● Task brief
Write out all of the entries that follow, word for word, but skip the pictures.
>>
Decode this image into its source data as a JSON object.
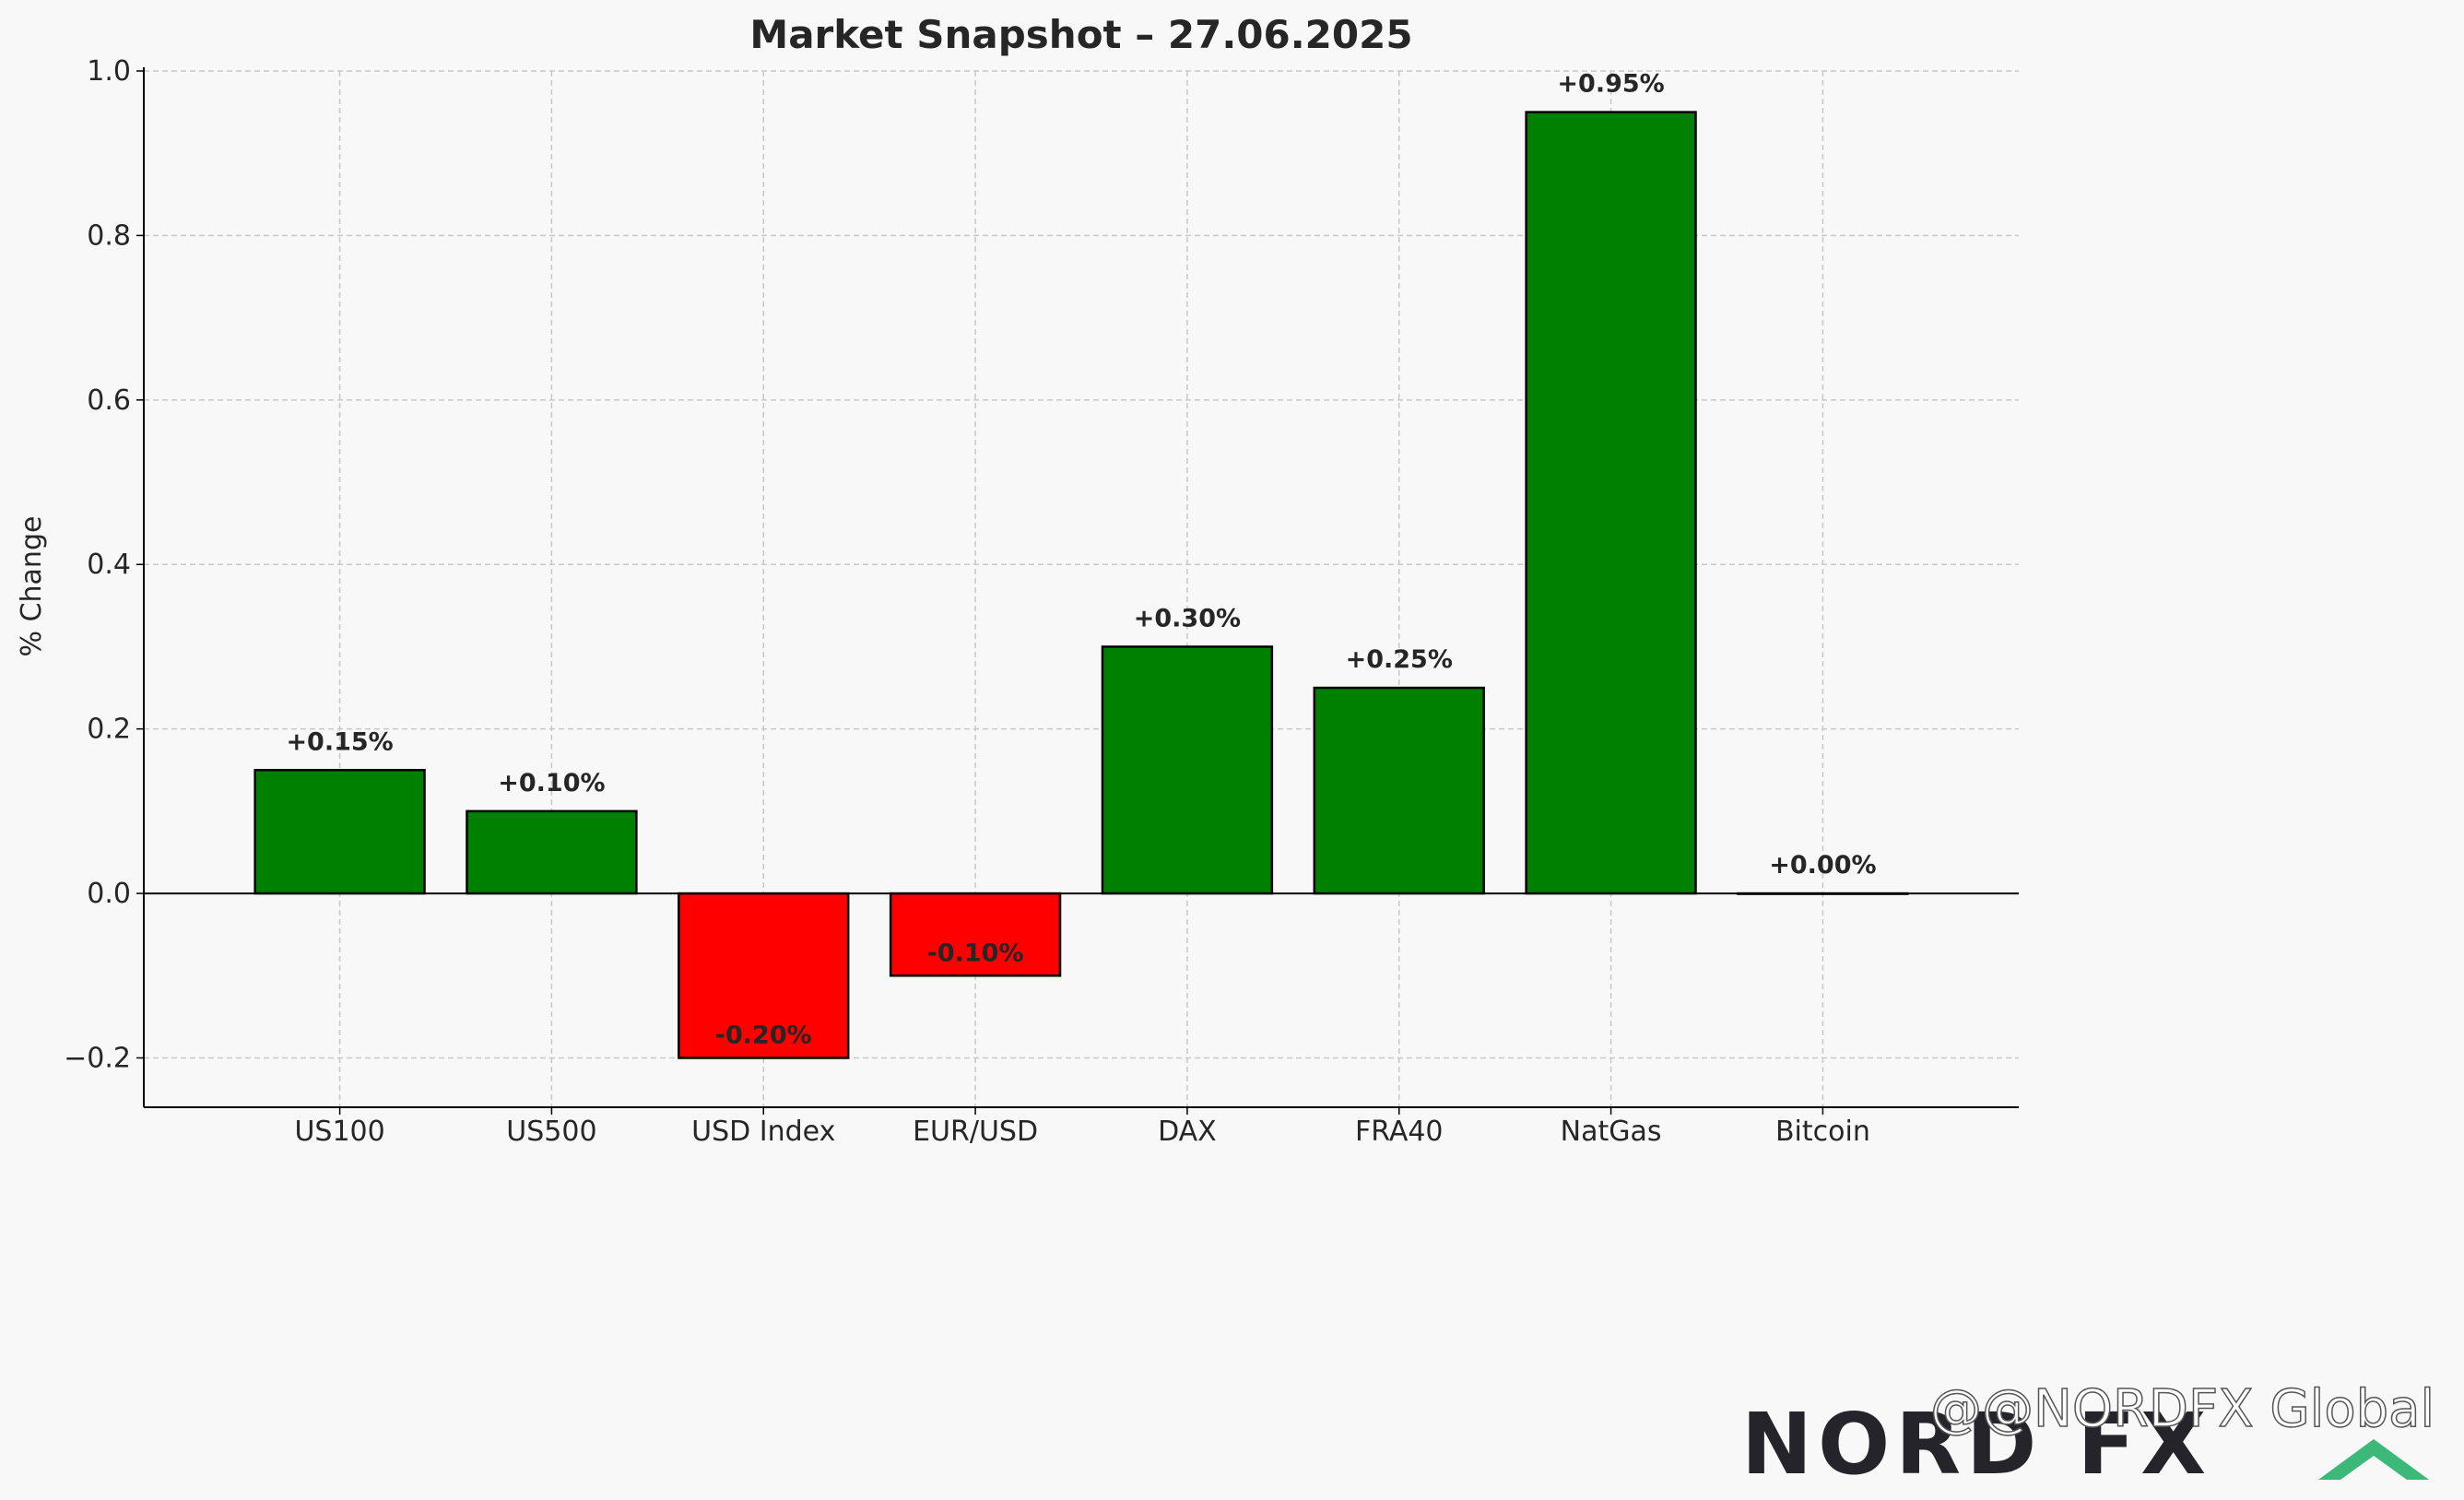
{
  "chart_data": {
    "type": "bar",
    "title": "Market Snapshot – 27.06.2025",
    "xlabel": "",
    "ylabel": "% Change",
    "categories": [
      "US100",
      "US500",
      "USD Index",
      "EUR/USD",
      "DAX",
      "FRA40",
      "NatGas",
      "Bitcoin"
    ],
    "values": [
      0.15,
      0.1,
      -0.2,
      -0.1,
      0.3,
      0.25,
      0.95,
      0.0
    ],
    "value_labels": [
      "+0.15%",
      "+0.10%",
      "-0.20%",
      "-0.10%",
      "+0.30%",
      "+0.25%",
      "+0.95%",
      "+0.00%"
    ],
    "ylim": [
      -0.26,
      1.0
    ],
    "yticks": [
      -0.2,
      0.0,
      0.2,
      0.4,
      0.6,
      0.8,
      1.0
    ],
    "ytick_labels": [
      "−0.2",
      "0.0",
      "0.2",
      "0.4",
      "0.6",
      "0.8",
      "1.0"
    ],
    "grid": true,
    "colors": {
      "positive": "#008000",
      "negative": "#ff0000",
      "edge": "#000000",
      "grid": "#c8c8c8",
      "background": "#f8f8f8",
      "text": "#262626"
    }
  },
  "watermark": {
    "logo": "NORD FX",
    "handle": "@NORDFX Global",
    "handle_icon": "threads-icon",
    "chevron_color": "#3cb878"
  }
}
<<
● Solution to this task
Decode this image into its source data as a JSON object.
{
  "chart_data": {
    "type": "bar",
    "title": "Market Snapshot – 27.06.2025",
    "xlabel": "",
    "ylabel": "% Change",
    "categories": [
      "US100",
      "US500",
      "USD Index",
      "EUR/USD",
      "DAX",
      "FRA40",
      "NatGas",
      "Bitcoin"
    ],
    "values": [
      0.15,
      0.1,
      -0.2,
      -0.1,
      0.3,
      0.25,
      0.95,
      0.0
    ],
    "value_labels": [
      "+0.15%",
      "+0.10%",
      "-0.20%",
      "-0.10%",
      "+0.30%",
      "+0.25%",
      "+0.95%",
      "+0.00%"
    ],
    "ylim": [
      -0.26,
      1.0
    ],
    "yticks": [
      -0.2,
      0.0,
      0.2,
      0.4,
      0.6,
      0.8,
      1.0
    ],
    "ytick_labels": [
      "−0.2",
      "0.0",
      "0.2",
      "0.4",
      "0.6",
      "0.8",
      "1.0"
    ],
    "grid": true,
    "colors": {
      "positive": "#008000",
      "negative": "#ff0000",
      "edge": "#000000",
      "grid": "#c8c8c8",
      "background": "#f8f8f8",
      "text": "#262626"
    }
  },
  "watermark": {
    "logo": "NORD FX",
    "handle": "@NORDFX Global",
    "handle_icon": "threads-icon",
    "chevron_color": "#3cb878"
  }
}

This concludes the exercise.